- [DATA FOR THE TASK]
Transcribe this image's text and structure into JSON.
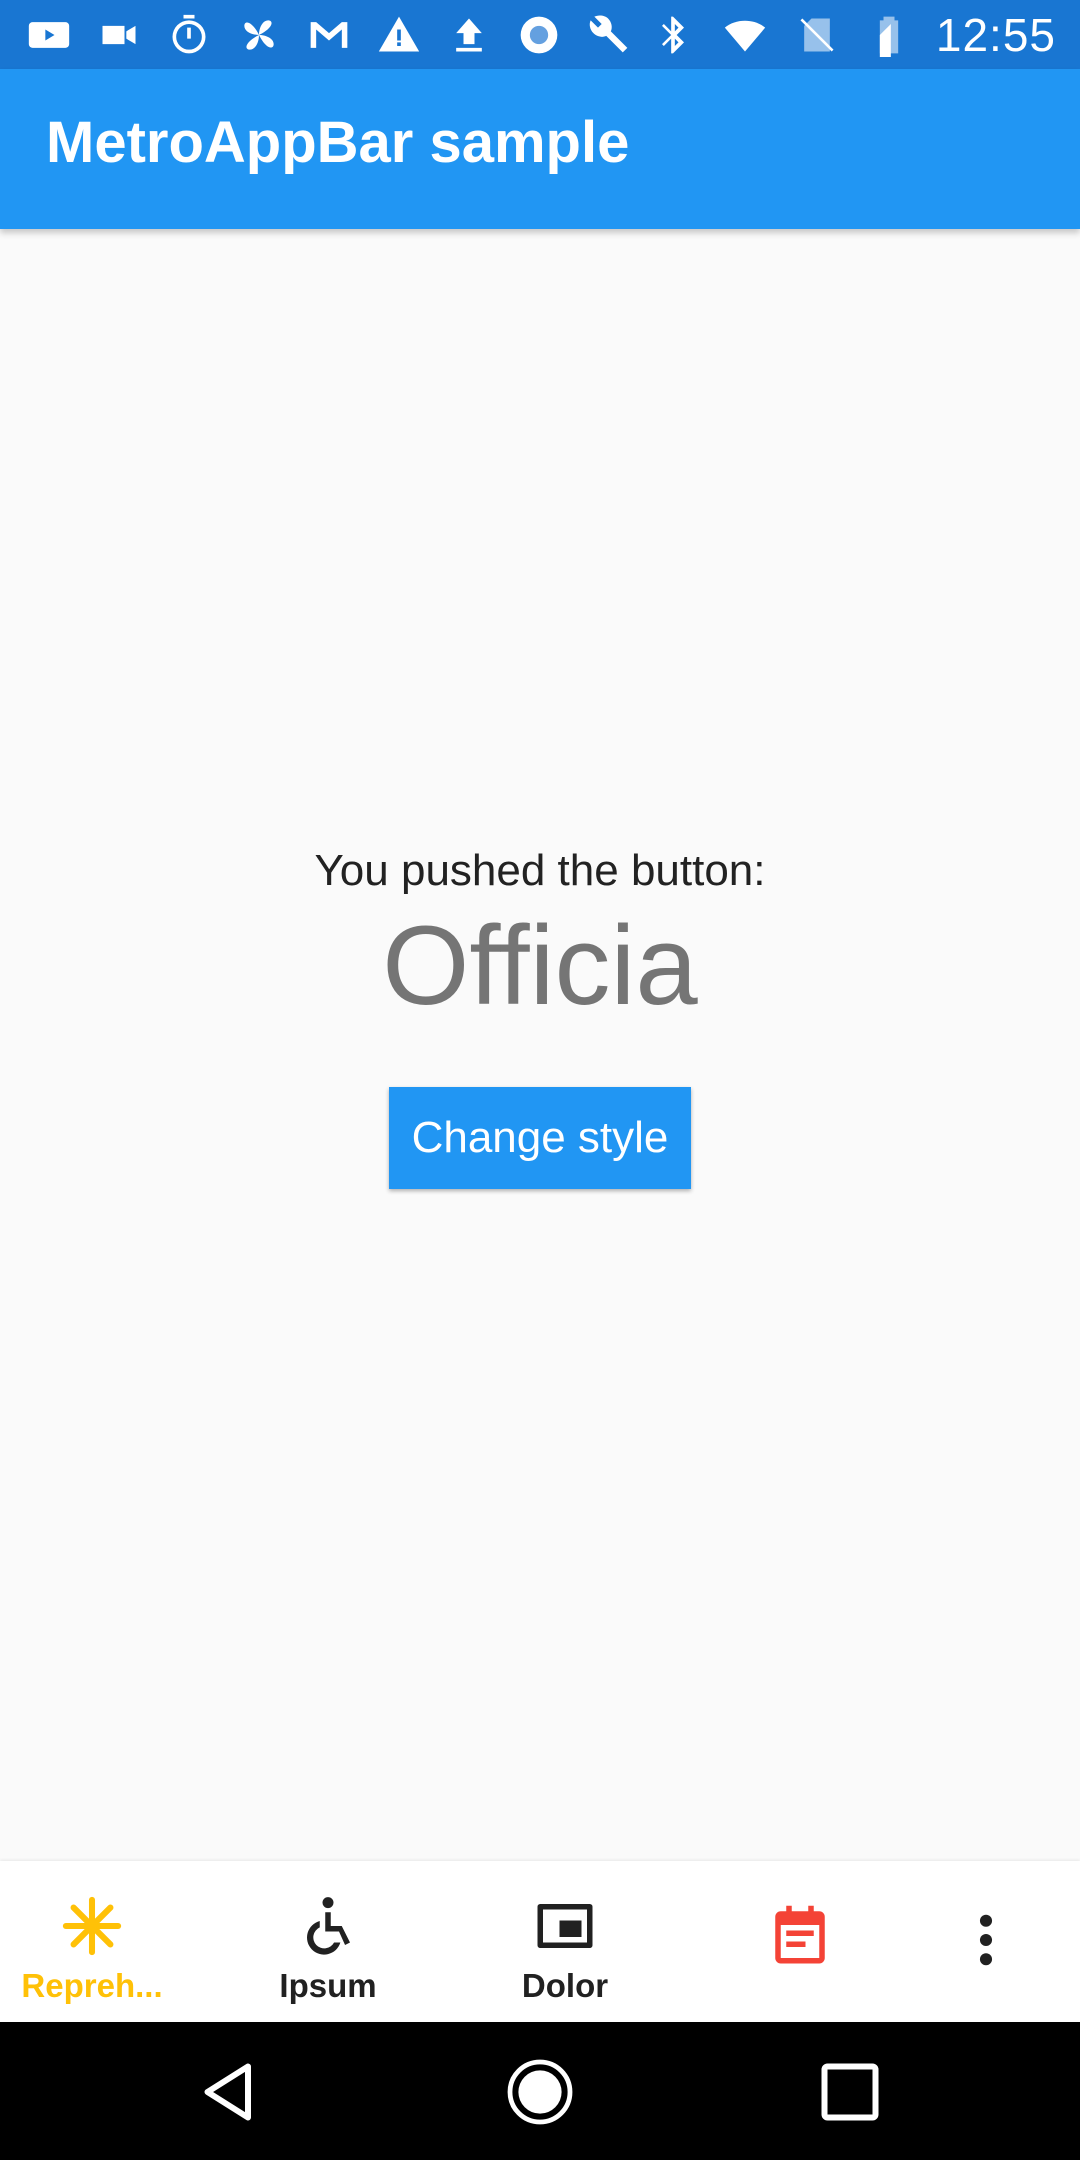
{
  "status_bar": {
    "time": "12:55",
    "left_icons": [
      "youtube-icon",
      "video-camera-icon",
      "stopwatch-icon",
      "pinwheel-icon",
      "gmail-icon",
      "warning-icon",
      "upload-icon",
      "record-icon",
      "wrench-icon"
    ],
    "right_icons": [
      "bluetooth-icon",
      "wifi-icon",
      "no-sim-icon",
      "battery-icon"
    ]
  },
  "appbar": {
    "title": "MetroAppBar sample"
  },
  "main": {
    "pushed_label": "You pushed the button:",
    "counter_value": "Officia",
    "change_style_label": "Change style"
  },
  "bottom_bar": {
    "items": [
      {
        "label": "Repreh...",
        "icon": "asterisk-icon",
        "color": "#ffc107"
      },
      {
        "label": "Ipsum",
        "icon": "accessible-icon",
        "color": "#212121"
      },
      {
        "label": "Dolor",
        "icon": "picture-in-picture-icon",
        "color": "#212121"
      },
      {
        "label": "",
        "icon": "calendar-event-icon",
        "color": "#f44336"
      }
    ],
    "overflow_icon": "more-vert-icon"
  },
  "colors": {
    "status_bar": "#1976d2",
    "primary": "#2196f3",
    "accent": "#ffc107"
  },
  "nav_bar": {
    "buttons": [
      "back-icon",
      "home-icon",
      "recents-icon"
    ]
  }
}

- [WORK REQUIRED]
Omit the pictures, then quote the rest of the material above exactly.

- [PROBLEM SOLUTION]
Transcribe this image's text and structure into JSON.
{
  "status_bar": {
    "time": "12:55",
    "left_icons": [
      "youtube-icon",
      "video-camera-icon",
      "stopwatch-icon",
      "pinwheel-icon",
      "gmail-icon",
      "warning-icon",
      "upload-icon",
      "record-icon",
      "wrench-icon"
    ],
    "right_icons": [
      "bluetooth-icon",
      "wifi-icon",
      "no-sim-icon",
      "battery-icon"
    ]
  },
  "appbar": {
    "title": "MetroAppBar sample"
  },
  "main": {
    "pushed_label": "You pushed the button:",
    "counter_value": "Officia",
    "change_style_label": "Change style"
  },
  "bottom_bar": {
    "items": [
      {
        "label": "Repreh...",
        "icon": "asterisk-icon",
        "color": "#ffc107"
      },
      {
        "label": "Ipsum",
        "icon": "accessible-icon",
        "color": "#212121"
      },
      {
        "label": "Dolor",
        "icon": "picture-in-picture-icon",
        "color": "#212121"
      },
      {
        "label": "",
        "icon": "calendar-event-icon",
        "color": "#f44336"
      }
    ],
    "overflow_icon": "more-vert-icon"
  },
  "colors": {
    "status_bar": "#1976d2",
    "primary": "#2196f3",
    "accent": "#ffc107"
  },
  "nav_bar": {
    "buttons": [
      "back-icon",
      "home-icon",
      "recents-icon"
    ]
  }
}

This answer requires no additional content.